* Begin Dataset rows *

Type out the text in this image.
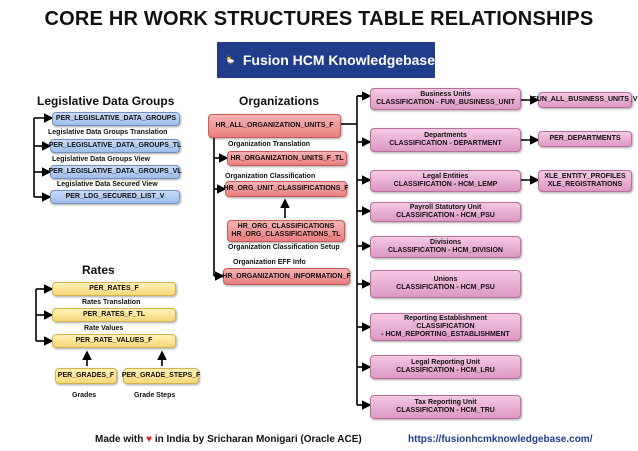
CORE HR WORK STRUCTURES TABLE RELATIONSHIPS
Fusion HCM Knowledgebase
Legislative Data Groups
PER_LEGISLATIVE_DATA_GROUPS
Legislative Data Groups Translation
PER_LEGISLATIVE_DATA_GROUPS_TL
Legislative Data Groups View
PER_LEGISLATIVE_DATA_GROUPS_VL
Legislative Data Secured View
PER_LDG_SECURED_LIST_V
Rates
PER_RATES_F
Rates Translation
PER_RATES_F_TL
Rate Values
PER_RATE_VALUES_F
PER_GRADES_F	PER_GRADE_STEPS_F
Grades	Grade Steps
Organizations
HR_ALL_ORGANIZATION_UNITS_F
Organization Translation
HR_ORGANIZATION_UNITS_F_TL
Organization Classification
HR_ORG_UNIT_CLASSIFICATIONS_F
HR_ORG_CLASSIFICATIONS
HR_ORG_CLASSIFICATIONS_TL
Organization Classification Setup
Organization EFF Info
HR_ORGANIZATION_INFORMATION_F
Business Units
CLASSIFICATION - FUN_BUSINESS_UNIT
Departments
CLASSIFICATION - DEPARTMENT
Legal Entities
CLASSIFICATION - HCM_LEMP
Payroll Statutory Unit
CLASSIFICATION - HCM_PSU
Divisions
CLASSIFICATION - HCM_DIVISION
Unions
CLASSIFICATION - HCM_PSU
Reporting Establishment
CLASSIFICATION
- HCM_REPORTING_ESTABLISHMENT
Legal Reporting Unit
CLASSIFICATION - HCM_LRU
Tax Reporting Unit
CLASSIFICATION - HCM_TRU
FUN_ALL_BUSINESS_UNITS_V
PER_DEPARTMENTS
XLE_ENTITY_PROFILES
XLE_REGISTRATIONS
Made with ♥ in India by Sricharan Monigari (Oracle ACE)	https://fusionhcmknowledgebase.com/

* End Dataset rows *

The records above are to be reproduced exactly; the pictures are to be left out.

▸ **Reply**:
Type out the text in this image.
CORE HR WORK STRUCTURES TABLE RELATIONSHIPS
Fusion HCM Knowledgebase
Legislative Data Groups
PER_LEGISLATIVE_DATA_GROUPS
Legislative Data Groups Translation
PER_LEGISLATIVE_DATA_GROUPS_TL
Legislative Data Groups View
PER_LEGISLATIVE_DATA_GROUPS_VL
Legislative Data Secured View
PER_LDG_SECURED_LIST_V
Rates
PER_RATES_F
Rates Translation
PER_RATES_F_TL
Rate Values
PER_RATE_VALUES_F
PER_GRADES_F	PER_GRADE_STEPS_F
Grades	Grade Steps
Organizations
HR_ALL_ORGANIZATION_UNITS_F
Organization Translation
HR_ORGANIZATION_UNITS_F_TL
Organization Classification
HR_ORG_UNIT_CLASSIFICATIONS_F
HR_ORG_CLASSIFICATIONS
HR_ORG_CLASSIFICATIONS_TL
Organization Classification Setup
Organization EFF Info
HR_ORGANIZATION_INFORMATION_F
Business Units
CLASSIFICATION - FUN_BUSINESS_UNIT
Departments
CLASSIFICATION - DEPARTMENT
Legal Entities
CLASSIFICATION - HCM_LEMP
Payroll Statutory Unit
CLASSIFICATION - HCM_PSU
Divisions
CLASSIFICATION - HCM_DIVISION
Unions
CLASSIFICATION - HCM_PSU
Reporting Establishment
CLASSIFICATION
- HCM_REPORTING_ESTABLISHMENT
Legal Reporting Unit
CLASSIFICATION - HCM_LRU
Tax Reporting Unit
CLASSIFICATION - HCM_TRU
FUN_ALL_BUSINESS_UNITS_V
PER_DEPARTMENTS
XLE_ENTITY_PROFILES
XLE_REGISTRATIONS
Made with ♥ in India by Sricharan Monigari (Oracle ACE)	https://fusionhcmknowledgebase.com/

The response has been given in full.